What the task asks:
Return each line of the records holding the string "podložkou".

Given information:
>> START

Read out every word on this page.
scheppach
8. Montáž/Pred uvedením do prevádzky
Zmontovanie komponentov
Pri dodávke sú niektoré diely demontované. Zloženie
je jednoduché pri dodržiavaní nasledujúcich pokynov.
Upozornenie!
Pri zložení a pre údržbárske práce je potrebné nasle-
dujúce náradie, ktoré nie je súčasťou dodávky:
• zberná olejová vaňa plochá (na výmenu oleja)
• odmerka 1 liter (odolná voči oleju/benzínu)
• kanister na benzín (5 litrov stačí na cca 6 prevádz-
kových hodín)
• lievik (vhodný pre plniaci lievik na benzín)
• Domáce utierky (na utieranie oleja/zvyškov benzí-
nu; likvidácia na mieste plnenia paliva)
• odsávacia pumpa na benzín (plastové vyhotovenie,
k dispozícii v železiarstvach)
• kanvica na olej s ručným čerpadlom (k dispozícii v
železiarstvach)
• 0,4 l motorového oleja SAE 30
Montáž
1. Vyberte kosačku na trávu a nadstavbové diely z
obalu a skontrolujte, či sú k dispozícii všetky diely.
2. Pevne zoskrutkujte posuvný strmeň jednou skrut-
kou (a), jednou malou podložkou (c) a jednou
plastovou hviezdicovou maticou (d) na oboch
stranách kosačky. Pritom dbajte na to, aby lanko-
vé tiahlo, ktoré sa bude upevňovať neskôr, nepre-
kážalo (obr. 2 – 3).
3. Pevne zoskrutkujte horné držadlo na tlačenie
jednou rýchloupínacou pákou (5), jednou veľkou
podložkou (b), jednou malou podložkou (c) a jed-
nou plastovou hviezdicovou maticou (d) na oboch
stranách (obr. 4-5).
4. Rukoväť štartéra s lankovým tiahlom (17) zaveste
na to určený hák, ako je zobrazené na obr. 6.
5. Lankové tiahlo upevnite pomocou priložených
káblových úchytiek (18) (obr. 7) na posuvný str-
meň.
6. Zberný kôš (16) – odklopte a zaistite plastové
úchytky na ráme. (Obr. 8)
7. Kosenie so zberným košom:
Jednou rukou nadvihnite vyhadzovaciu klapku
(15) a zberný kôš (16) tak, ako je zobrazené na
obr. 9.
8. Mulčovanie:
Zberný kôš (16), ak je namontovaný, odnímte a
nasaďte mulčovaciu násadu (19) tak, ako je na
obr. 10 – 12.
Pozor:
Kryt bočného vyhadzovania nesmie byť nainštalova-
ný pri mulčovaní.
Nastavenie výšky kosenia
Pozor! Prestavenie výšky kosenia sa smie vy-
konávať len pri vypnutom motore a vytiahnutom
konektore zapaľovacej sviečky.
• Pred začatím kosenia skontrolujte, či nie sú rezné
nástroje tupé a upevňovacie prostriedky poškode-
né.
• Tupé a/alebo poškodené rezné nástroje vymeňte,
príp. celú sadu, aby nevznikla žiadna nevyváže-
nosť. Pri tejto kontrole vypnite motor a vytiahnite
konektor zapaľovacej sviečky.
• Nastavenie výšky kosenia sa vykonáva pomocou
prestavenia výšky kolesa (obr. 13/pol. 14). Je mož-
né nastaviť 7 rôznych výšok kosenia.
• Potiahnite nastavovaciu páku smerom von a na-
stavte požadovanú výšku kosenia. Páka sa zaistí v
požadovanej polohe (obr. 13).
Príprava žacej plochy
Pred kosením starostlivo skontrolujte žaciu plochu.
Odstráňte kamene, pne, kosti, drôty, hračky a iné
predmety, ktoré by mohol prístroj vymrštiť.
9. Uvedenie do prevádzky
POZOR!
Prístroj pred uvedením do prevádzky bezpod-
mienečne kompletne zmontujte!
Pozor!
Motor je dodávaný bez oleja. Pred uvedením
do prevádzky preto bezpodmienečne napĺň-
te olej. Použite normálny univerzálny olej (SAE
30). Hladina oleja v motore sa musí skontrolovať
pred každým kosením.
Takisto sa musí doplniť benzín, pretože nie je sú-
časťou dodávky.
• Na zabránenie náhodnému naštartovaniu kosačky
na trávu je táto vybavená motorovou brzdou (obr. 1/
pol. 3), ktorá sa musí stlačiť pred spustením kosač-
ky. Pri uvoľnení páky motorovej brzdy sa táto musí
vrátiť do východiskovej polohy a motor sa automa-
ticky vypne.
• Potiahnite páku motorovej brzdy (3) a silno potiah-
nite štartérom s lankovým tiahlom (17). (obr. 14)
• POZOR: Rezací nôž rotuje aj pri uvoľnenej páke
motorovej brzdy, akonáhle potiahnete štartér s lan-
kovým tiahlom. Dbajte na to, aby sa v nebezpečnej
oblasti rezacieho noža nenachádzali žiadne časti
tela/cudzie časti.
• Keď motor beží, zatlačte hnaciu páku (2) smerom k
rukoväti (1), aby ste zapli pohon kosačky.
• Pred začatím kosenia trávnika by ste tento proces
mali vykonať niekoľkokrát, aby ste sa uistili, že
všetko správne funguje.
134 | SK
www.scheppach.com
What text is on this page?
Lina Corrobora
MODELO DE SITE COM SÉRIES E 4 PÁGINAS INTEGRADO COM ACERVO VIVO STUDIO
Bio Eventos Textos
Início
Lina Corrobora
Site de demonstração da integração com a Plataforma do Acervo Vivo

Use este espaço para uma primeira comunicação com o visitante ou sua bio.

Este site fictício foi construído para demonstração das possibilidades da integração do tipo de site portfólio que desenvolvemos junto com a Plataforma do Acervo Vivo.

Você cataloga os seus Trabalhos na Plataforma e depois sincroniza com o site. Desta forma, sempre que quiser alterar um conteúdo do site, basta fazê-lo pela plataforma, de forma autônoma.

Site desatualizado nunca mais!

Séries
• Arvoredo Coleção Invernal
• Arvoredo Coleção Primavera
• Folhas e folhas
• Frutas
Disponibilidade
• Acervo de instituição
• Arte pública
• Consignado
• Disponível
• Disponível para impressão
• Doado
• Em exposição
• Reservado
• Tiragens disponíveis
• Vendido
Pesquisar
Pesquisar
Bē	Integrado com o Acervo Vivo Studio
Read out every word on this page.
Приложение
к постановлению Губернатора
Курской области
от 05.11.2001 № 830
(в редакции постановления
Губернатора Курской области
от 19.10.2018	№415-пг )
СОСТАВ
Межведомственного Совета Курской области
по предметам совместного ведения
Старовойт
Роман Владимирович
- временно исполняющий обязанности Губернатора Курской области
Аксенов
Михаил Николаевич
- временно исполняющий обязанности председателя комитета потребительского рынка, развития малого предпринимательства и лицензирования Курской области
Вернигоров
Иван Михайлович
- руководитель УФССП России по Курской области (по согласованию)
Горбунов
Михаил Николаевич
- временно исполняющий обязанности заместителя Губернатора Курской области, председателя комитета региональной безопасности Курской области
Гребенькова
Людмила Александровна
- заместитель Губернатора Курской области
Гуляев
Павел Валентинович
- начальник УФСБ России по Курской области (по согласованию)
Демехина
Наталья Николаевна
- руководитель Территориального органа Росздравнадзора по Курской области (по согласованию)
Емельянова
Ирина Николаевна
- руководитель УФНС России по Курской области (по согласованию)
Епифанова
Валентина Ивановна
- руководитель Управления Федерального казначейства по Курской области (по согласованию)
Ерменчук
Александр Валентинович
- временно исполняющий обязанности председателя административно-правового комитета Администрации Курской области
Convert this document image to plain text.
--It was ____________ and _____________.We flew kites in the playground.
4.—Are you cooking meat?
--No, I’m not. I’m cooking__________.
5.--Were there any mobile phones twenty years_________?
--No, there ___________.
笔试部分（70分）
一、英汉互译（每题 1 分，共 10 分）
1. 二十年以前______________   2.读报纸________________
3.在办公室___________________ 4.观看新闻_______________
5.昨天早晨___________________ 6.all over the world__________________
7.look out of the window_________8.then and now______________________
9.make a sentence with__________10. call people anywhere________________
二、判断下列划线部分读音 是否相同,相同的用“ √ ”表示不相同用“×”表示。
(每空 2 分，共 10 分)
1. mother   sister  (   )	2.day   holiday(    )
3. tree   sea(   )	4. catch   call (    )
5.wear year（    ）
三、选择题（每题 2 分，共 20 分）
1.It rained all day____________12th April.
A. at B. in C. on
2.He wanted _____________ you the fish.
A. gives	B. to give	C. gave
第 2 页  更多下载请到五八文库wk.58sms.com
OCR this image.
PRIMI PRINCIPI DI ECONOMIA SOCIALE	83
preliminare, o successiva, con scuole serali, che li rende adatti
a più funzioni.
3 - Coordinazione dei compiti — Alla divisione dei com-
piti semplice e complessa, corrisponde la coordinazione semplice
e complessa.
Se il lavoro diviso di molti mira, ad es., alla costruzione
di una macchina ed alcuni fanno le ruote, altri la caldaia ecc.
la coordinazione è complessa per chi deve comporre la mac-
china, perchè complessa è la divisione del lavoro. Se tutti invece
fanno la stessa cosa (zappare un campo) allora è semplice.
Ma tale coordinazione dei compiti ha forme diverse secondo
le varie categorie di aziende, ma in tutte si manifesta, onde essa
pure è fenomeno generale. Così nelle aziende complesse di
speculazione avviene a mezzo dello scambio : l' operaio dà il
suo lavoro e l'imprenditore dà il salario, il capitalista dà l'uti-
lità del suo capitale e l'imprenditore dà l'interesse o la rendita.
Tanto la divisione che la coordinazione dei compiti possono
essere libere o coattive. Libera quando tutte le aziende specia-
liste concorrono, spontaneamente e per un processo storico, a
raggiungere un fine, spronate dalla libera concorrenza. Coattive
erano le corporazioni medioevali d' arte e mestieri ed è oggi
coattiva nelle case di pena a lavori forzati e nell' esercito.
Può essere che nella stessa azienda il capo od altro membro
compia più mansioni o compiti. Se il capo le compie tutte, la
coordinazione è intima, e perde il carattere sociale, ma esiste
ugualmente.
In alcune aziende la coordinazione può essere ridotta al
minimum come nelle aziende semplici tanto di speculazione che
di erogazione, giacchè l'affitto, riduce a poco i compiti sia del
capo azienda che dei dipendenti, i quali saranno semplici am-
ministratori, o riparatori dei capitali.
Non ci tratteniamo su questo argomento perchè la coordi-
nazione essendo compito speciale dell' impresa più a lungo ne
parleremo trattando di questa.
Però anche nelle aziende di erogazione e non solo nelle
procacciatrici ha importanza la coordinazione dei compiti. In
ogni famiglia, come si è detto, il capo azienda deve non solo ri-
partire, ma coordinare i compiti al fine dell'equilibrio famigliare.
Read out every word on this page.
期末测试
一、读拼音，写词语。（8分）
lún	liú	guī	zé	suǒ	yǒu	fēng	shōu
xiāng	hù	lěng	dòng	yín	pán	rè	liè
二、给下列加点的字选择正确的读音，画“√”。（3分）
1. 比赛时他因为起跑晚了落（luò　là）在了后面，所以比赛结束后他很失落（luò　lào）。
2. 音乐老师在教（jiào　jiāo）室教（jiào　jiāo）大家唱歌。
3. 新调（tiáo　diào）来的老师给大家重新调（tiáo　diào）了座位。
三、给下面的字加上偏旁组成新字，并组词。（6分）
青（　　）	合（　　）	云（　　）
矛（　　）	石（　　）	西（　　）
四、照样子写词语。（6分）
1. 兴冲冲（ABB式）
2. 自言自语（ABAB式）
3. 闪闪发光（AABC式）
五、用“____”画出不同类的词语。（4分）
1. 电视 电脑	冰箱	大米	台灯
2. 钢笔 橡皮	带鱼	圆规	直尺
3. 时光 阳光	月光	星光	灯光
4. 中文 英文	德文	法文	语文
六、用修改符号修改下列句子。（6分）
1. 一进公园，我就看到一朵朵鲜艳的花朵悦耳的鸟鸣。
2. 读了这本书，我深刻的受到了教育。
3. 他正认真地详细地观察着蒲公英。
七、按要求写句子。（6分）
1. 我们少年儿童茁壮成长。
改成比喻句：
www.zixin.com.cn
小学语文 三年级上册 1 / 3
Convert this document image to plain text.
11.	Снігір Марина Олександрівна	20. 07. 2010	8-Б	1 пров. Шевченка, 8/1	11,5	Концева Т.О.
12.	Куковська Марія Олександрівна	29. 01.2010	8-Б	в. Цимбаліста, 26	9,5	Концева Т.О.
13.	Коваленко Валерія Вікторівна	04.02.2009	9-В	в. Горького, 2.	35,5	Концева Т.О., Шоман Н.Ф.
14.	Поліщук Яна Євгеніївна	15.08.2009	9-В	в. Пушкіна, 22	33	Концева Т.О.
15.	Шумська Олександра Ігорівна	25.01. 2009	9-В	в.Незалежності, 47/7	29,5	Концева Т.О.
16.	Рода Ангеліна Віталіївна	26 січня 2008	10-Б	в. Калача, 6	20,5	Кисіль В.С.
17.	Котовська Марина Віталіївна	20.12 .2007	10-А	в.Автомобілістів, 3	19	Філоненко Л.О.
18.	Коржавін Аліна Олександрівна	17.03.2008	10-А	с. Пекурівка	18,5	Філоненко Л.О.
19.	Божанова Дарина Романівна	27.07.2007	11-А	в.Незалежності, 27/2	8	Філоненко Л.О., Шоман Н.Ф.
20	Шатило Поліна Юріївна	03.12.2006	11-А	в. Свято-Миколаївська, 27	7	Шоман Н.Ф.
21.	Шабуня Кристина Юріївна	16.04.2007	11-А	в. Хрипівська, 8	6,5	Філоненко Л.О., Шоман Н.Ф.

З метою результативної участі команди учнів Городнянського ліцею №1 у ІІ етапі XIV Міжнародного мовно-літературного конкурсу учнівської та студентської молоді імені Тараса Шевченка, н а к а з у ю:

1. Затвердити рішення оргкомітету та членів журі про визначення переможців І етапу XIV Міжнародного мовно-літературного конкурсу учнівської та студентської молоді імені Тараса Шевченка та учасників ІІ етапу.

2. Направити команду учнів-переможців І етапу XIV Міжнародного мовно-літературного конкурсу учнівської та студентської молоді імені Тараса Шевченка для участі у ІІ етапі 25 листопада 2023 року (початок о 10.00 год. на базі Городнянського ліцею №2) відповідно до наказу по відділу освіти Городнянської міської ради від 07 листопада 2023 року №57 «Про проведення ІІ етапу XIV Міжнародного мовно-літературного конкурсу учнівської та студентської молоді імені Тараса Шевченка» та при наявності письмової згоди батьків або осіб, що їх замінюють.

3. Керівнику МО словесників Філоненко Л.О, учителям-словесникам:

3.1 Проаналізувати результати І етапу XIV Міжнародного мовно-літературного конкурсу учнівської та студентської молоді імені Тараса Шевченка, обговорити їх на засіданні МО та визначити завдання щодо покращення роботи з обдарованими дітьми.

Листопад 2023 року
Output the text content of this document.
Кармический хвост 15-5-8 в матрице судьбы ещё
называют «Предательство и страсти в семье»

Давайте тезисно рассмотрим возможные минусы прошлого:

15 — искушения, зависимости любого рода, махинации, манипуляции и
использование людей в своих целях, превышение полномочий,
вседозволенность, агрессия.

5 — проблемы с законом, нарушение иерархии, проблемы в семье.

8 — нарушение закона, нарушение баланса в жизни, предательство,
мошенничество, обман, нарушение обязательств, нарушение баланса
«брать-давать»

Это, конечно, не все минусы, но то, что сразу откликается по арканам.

>> END

Task response:
kou (a), jednou malou podložkou (c) a jednou
podložkou (b), jednou malou podložkou (c) a jed-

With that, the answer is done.